* [STORED ROWS]:

+++

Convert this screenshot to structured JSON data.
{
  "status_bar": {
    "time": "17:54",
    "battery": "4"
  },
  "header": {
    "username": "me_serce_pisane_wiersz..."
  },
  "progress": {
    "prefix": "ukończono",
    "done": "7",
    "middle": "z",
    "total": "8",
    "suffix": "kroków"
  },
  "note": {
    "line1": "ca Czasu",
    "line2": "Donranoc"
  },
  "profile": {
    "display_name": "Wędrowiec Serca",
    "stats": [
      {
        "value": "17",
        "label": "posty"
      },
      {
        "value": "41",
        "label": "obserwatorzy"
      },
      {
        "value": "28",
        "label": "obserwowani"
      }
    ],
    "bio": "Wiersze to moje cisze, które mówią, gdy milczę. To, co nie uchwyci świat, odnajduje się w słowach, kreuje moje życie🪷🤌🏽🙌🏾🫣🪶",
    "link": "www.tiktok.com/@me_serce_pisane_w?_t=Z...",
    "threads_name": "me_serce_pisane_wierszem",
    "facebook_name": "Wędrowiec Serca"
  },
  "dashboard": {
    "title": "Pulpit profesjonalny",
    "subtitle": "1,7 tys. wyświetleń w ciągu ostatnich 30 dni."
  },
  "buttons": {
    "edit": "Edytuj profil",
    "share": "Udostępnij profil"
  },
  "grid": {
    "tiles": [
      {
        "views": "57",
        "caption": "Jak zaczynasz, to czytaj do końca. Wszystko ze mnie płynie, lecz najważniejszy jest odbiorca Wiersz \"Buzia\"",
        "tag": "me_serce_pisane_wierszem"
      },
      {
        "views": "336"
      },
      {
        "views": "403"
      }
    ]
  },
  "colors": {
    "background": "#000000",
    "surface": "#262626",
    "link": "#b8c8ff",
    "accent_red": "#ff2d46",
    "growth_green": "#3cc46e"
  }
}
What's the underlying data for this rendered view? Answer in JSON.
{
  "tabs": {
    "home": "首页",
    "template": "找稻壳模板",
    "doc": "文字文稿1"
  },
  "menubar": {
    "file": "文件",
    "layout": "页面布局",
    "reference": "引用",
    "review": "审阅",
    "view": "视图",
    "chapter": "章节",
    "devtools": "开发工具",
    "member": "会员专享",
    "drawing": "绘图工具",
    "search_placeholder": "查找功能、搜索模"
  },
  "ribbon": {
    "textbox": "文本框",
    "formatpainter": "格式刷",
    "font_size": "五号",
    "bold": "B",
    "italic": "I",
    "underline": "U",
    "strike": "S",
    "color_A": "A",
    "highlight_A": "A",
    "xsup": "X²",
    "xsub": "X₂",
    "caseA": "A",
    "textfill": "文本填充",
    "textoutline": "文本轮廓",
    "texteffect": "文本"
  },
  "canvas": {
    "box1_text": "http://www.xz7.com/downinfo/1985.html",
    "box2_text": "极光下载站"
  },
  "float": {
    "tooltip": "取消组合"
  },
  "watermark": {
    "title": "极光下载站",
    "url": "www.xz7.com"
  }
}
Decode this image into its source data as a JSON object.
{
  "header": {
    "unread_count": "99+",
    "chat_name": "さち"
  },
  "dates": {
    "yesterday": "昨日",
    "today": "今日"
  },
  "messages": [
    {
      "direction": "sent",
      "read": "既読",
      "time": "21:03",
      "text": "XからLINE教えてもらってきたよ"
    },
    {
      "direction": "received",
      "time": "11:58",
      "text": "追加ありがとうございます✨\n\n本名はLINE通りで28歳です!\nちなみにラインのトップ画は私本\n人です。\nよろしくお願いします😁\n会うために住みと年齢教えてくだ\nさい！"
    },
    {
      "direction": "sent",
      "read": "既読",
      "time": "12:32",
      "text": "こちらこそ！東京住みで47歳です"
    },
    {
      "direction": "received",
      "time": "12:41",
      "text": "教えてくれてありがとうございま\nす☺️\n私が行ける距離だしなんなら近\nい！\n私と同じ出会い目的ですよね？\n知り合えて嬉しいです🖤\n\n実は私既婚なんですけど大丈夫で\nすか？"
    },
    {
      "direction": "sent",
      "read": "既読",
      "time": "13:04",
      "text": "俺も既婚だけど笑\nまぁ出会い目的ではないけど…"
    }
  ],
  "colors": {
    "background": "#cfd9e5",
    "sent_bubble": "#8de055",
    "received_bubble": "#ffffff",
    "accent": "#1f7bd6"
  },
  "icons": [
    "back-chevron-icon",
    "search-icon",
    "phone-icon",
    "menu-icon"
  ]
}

+++

* [PROBLEM DETAILS]: Transcribe all of the entries without altering anything.

* [FINAL RESULT]:
Convert this screenshot to structured JSON data.
{
  "status_bar": {
    "time": "17:54",
    "battery": "4"
  },
  "header": {
    "username": "me_serce_pisane_wiersz..."
  },
  "progress": {
    "prefix": "ukończono",
    "done": "7",
    "middle": "z",
    "total": "8",
    "suffix": "kroków"
  },
  "note": {
    "line1": "ca Czasu",
    "line2": "Donranoc"
  },
  "profile": {
    "display_name": "Wędrowiec Serca",
    "stats": [
      {
        "value": "17",
        "label": "posty"
      },
      {
        "value": "41",
        "label": "obserwatorzy"
      },
      {
        "value": "28",
        "label": "obserwowani"
      }
    ],
    "bio": "Wiersze to moje cisze, które mówią, gdy milczę. To, co nie uchwyci świat, odnajduje się w słowach, kreuje moje życie🪷🤌🏽🙌🏾🫣🪶",
    "link": "www.tiktok.com/@me_serce_pisane_w?_t=Z...",
    "threads_name": "me_serce_pisane_wierszem",
    "facebook_name": "Wędrowiec Serca"
  },
  "dashboard": {
    "title": "Pulpit profesjonalny",
    "subtitle": "1,7 tys. wyświetleń w ciągu ostatnich 30 dni."
  },
  "buttons": {
    "edit": "Edytuj profil",
    "share": "Udostępnij profil"
  },
  "grid": {
    "tiles": [
      {
        "views": "57",
        "caption": "Jak zaczynasz, to czytaj do końca. Wszystko ze mnie płynie, lecz najważniejszy jest odbiorca Wiersz \"Buzia\"",
        "tag": "me_serce_pisane_wierszem"
      },
      {
        "views": "336"
      },
      {
        "views": "403"
      }
    ]
  },
  "colors": {
    "background": "#000000",
    "surface": "#262626",
    "link": "#b8c8ff",
    "accent_red": "#ff2d46",
    "growth_green": "#3cc46e"
  }
}
What's the underlying data for this rendered view? Answer in JSON.
{
  "tabs": {
    "home": "首页",
    "template": "找稻壳模板",
    "doc": "文字文稿1"
  },
  "menubar": {
    "file": "文件",
    "layout": "页面布局",
    "reference": "引用",
    "review": "审阅",
    "view": "视图",
    "chapter": "章节",
    "devtools": "开发工具",
    "member": "会员专享",
    "drawing": "绘图工具",
    "search_placeholder": "查找功能、搜索模"
  },
  "ribbon": {
    "textbox": "文本框",
    "formatpainter": "格式刷",
    "font_size": "五号",
    "bold": "B",
    "italic": "I",
    "underline": "U",
    "strike": "S",
    "color_A": "A",
    "highlight_A": "A",
    "xsup": "X²",
    "xsub": "X₂",
    "caseA": "A",
    "textfill": "文本填充",
    "textoutline": "文本轮廓",
    "texteffect": "文本"
  },
  "canvas": {
    "box1_text": "http://www.xz7.com/downinfo/1985.html",
    "box2_text": "极光下载站"
  },
  "float": {
    "tooltip": "取消组合"
  },
  "watermark": {
    "title": "极光下载站",
    "url": "www.xz7.com"
  }
}
Decode this image into its source data as a JSON object.
{
  "header": {
    "unread_count": "99+",
    "chat_name": "さち"
  },
  "dates": {
    "yesterday": "昨日",
    "today": "今日"
  },
  "messages": [
    {
      "direction": "sent",
      "read": "既読",
      "time": "21:03",
      "text": "XからLINE教えてもらってきたよ"
    },
    {
      "direction": "received",
      "time": "11:58",
      "text": "追加ありがとうございます✨\n\n本名はLINE通りで28歳です!\nちなみにラインのトップ画は私本\n人です。\nよろしくお願いします😁\n会うために住みと年齢教えてくだ\nさい！"
    },
    {
      "direction": "sent",
      "read": "既読",
      "time": "12:32",
      "text": "こちらこそ！東京住みで47歳です"
    },
    {
      "direction": "received",
      "time": "12:41",
      "text": "教えてくれてありがとうございま\nす☺️\n私が行ける距離だしなんなら近\nい！\n私と同じ出会い目的ですよね？\n知り合えて嬉しいです🖤\n\n実は私既婚なんですけど大丈夫で\nすか？"
    },
    {
      "direction": "sent",
      "read": "既読",
      "time": "13:04",
      "text": "俺も既婚だけど笑\nまぁ出会い目的ではないけど…"
    }
  ],
  "colors": {
    "background": "#cfd9e5",
    "sent_bubble": "#8de055",
    "received_bubble": "#ffffff",
    "accent": "#1f7bd6"
  },
  "icons": [
    "back-chevron-icon",
    "search-icon",
    "phone-icon",
    "menu-icon"
  ]
}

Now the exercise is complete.